The problem – Please give the data below again in full, exactly as it stands.

[Stored entries]
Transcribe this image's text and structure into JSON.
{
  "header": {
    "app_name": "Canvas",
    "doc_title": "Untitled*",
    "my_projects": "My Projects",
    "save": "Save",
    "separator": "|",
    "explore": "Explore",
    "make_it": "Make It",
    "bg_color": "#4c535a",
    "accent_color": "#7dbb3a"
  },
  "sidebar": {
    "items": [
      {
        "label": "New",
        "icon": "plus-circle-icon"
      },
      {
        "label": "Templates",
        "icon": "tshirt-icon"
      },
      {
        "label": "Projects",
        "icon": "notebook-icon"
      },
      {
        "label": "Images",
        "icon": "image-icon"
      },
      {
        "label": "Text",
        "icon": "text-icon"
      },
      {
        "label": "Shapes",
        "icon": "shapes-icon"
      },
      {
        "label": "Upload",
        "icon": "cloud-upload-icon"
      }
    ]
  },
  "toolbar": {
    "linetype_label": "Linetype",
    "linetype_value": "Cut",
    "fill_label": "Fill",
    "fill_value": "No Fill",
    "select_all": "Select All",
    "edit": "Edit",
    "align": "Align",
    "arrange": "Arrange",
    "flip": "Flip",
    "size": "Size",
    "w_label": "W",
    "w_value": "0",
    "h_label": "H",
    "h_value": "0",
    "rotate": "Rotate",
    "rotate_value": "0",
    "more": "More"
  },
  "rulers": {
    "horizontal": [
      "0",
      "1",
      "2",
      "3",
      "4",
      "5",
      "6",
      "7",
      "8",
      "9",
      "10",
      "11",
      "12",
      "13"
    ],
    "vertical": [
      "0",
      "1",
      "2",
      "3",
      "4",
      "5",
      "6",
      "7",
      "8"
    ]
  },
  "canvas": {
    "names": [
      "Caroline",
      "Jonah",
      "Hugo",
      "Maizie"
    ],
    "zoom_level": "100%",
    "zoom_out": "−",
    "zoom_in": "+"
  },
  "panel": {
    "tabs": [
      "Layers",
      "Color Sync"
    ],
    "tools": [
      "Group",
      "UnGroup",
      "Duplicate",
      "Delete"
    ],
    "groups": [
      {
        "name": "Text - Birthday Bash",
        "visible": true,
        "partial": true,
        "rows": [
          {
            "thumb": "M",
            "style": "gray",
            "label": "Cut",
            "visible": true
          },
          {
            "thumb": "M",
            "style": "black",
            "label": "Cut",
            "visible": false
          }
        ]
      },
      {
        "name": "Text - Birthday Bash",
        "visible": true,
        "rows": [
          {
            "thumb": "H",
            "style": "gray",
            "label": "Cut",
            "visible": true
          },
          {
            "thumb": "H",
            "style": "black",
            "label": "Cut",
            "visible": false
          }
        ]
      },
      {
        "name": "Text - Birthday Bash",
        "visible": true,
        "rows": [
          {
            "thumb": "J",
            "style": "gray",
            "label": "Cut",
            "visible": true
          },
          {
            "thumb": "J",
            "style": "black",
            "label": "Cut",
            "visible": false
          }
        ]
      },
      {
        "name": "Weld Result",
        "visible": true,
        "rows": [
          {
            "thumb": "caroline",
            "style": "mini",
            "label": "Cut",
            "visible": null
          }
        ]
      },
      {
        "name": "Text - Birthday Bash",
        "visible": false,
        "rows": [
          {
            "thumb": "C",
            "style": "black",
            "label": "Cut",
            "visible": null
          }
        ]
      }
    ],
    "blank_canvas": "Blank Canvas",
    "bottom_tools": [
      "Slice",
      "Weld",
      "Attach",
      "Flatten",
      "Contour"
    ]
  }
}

Output below –
Transcribe this image's text and structure into JSON.
{
  "header": {
    "app_name": "Canvas",
    "doc_title": "Untitled*",
    "my_projects": "My Projects",
    "save": "Save",
    "separator": "|",
    "explore": "Explore",
    "make_it": "Make It",
    "bg_color": "#4c535a",
    "accent_color": "#7dbb3a"
  },
  "sidebar": {
    "items": [
      {
        "label": "New",
        "icon": "plus-circle-icon"
      },
      {
        "label": "Templates",
        "icon": "tshirt-icon"
      },
      {
        "label": "Projects",
        "icon": "notebook-icon"
      },
      {
        "label": "Images",
        "icon": "image-icon"
      },
      {
        "label": "Text",
        "icon": "text-icon"
      },
      {
        "label": "Shapes",
        "icon": "shapes-icon"
      },
      {
        "label": "Upload",
        "icon": "cloud-upload-icon"
      }
    ]
  },
  "toolbar": {
    "linetype_label": "Linetype",
    "linetype_value": "Cut",
    "fill_label": "Fill",
    "fill_value": "No Fill",
    "select_all": "Select All",
    "edit": "Edit",
    "align": "Align",
    "arrange": "Arrange",
    "flip": "Flip",
    "size": "Size",
    "w_label": "W",
    "w_value": "0",
    "h_label": "H",
    "h_value": "0",
    "rotate": "Rotate",
    "rotate_value": "0",
    "more": "More"
  },
  "rulers": {
    "horizontal": [
      "0",
      "1",
      "2",
      "3",
      "4",
      "5",
      "6",
      "7",
      "8",
      "9",
      "10",
      "11",
      "12",
      "13"
    ],
    "vertical": [
      "0",
      "1",
      "2",
      "3",
      "4",
      "5",
      "6",
      "7",
      "8"
    ]
  },
  "canvas": {
    "names": [
      "Caroline",
      "Jonah",
      "Hugo",
      "Maizie"
    ],
    "zoom_level": "100%",
    "zoom_out": "−",
    "zoom_in": "+"
  },
  "panel": {
    "tabs": [
      "Layers",
      "Color Sync"
    ],
    "tools": [
      "Group",
      "UnGroup",
      "Duplicate",
      "Delete"
    ],
    "groups": [
      {
        "name": "Text - Birthday Bash",
        "visible": true,
        "partial": true,
        "rows": [
          {
            "thumb": "M",
            "style": "gray",
            "label": "Cut",
            "visible": true
          },
          {
            "thumb": "M",
            "style": "black",
            "label": "Cut",
            "visible": false
          }
        ]
      },
      {
        "name": "Text - Birthday Bash",
        "visible": true,
        "rows": [
          {
            "thumb": "H",
            "style": "gray",
            "label": "Cut",
            "visible": true
          },
          {
            "thumb": "H",
            "style": "black",
            "label": "Cut",
            "visible": false
          }
        ]
      },
      {
        "name": "Text - Birthday Bash",
        "visible": true,
        "rows": [
          {
            "thumb": "J",
            "style": "gray",
            "label": "Cut",
            "visible": true
          },
          {
            "thumb": "J",
            "style": "black",
            "label": "Cut",
            "visible": false
          }
        ]
      },
      {
        "name": "Weld Result",
        "visible": true,
        "rows": [
          {
            "thumb": "caroline",
            "style": "mini",
            "label": "Cut",
            "visible": null
          }
        ]
      },
      {
        "name": "Text - Birthday Bash",
        "visible": false,
        "rows": [
          {
            "thumb": "C",
            "style": "black",
            "label": "Cut",
            "visible": null
          }
        ]
      }
    ],
    "blank_canvas": "Blank Canvas",
    "bottom_tools": [
      "Slice",
      "Weld",
      "Attach",
      "Flatten",
      "Contour"
    ]
  }
}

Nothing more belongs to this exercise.